▶ Exercise data
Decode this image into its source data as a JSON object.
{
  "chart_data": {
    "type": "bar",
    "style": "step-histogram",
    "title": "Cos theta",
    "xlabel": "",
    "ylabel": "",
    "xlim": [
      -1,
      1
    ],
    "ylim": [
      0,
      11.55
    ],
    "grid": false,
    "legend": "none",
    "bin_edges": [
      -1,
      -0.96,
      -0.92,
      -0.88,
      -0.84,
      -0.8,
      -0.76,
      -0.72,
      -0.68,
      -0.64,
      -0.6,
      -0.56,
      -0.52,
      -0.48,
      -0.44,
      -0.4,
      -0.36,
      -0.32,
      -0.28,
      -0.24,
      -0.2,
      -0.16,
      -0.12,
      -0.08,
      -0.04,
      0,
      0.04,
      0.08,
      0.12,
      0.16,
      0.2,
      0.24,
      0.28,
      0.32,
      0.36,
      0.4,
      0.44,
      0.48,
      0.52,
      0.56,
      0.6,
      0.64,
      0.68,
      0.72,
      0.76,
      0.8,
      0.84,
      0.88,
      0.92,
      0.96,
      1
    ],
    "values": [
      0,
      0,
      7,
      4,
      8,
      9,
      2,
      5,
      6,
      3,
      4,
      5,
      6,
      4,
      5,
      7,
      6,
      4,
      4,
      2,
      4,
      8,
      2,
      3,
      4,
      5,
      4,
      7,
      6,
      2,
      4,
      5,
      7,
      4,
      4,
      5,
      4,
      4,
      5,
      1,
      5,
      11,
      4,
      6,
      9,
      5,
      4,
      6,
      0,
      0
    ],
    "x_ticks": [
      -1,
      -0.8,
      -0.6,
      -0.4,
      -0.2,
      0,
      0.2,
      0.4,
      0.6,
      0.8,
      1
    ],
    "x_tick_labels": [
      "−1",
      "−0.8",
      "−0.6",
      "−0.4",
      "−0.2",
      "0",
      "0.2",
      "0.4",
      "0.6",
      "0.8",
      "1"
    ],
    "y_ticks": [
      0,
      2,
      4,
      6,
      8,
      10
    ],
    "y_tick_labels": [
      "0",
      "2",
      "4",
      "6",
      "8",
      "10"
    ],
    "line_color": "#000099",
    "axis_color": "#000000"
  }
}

▶ Given task
Copy all the entries verbatim.

▶ Finished answer
Decode this image into its source data as a JSON object.
{
  "chart_data": {
    "type": "bar",
    "style": "step-histogram",
    "title": "Cos theta",
    "xlabel": "",
    "ylabel": "",
    "xlim": [
      -1,
      1
    ],
    "ylim": [
      0,
      11.55
    ],
    "grid": false,
    "legend": "none",
    "bin_edges": [
      -1,
      -0.96,
      -0.92,
      -0.88,
      -0.84,
      -0.8,
      -0.76,
      -0.72,
      -0.68,
      -0.64,
      -0.6,
      -0.56,
      -0.52,
      -0.48,
      -0.44,
      -0.4,
      -0.36,
      -0.32,
      -0.28,
      -0.24,
      -0.2,
      -0.16,
      -0.12,
      -0.08,
      -0.04,
      0,
      0.04,
      0.08,
      0.12,
      0.16,
      0.2,
      0.24,
      0.28,
      0.32,
      0.36,
      0.4,
      0.44,
      0.48,
      0.52,
      0.56,
      0.6,
      0.64,
      0.68,
      0.72,
      0.76,
      0.8,
      0.84,
      0.88,
      0.92,
      0.96,
      1
    ],
    "values": [
      0,
      0,
      7,
      4,
      8,
      9,
      2,
      5,
      6,
      3,
      4,
      5,
      6,
      4,
      5,
      7,
      6,
      4,
      4,
      2,
      4,
      8,
      2,
      3,
      4,
      5,
      4,
      7,
      6,
      2,
      4,
      5,
      7,
      4,
      4,
      5,
      4,
      4,
      5,
      1,
      5,
      11,
      4,
      6,
      9,
      5,
      4,
      6,
      0,
      0
    ],
    "x_ticks": [
      -1,
      -0.8,
      -0.6,
      -0.4,
      -0.2,
      0,
      0.2,
      0.4,
      0.6,
      0.8,
      1
    ],
    "x_tick_labels": [
      "−1",
      "−0.8",
      "−0.6",
      "−0.4",
      "−0.2",
      "0",
      "0.2",
      "0.4",
      "0.6",
      "0.8",
      "1"
    ],
    "y_ticks": [
      0,
      2,
      4,
      6,
      8,
      10
    ],
    "y_tick_labels": [
      "0",
      "2",
      "4",
      "6",
      "8",
      "10"
    ],
    "line_color": "#000099",
    "axis_color": "#000000"
  }
}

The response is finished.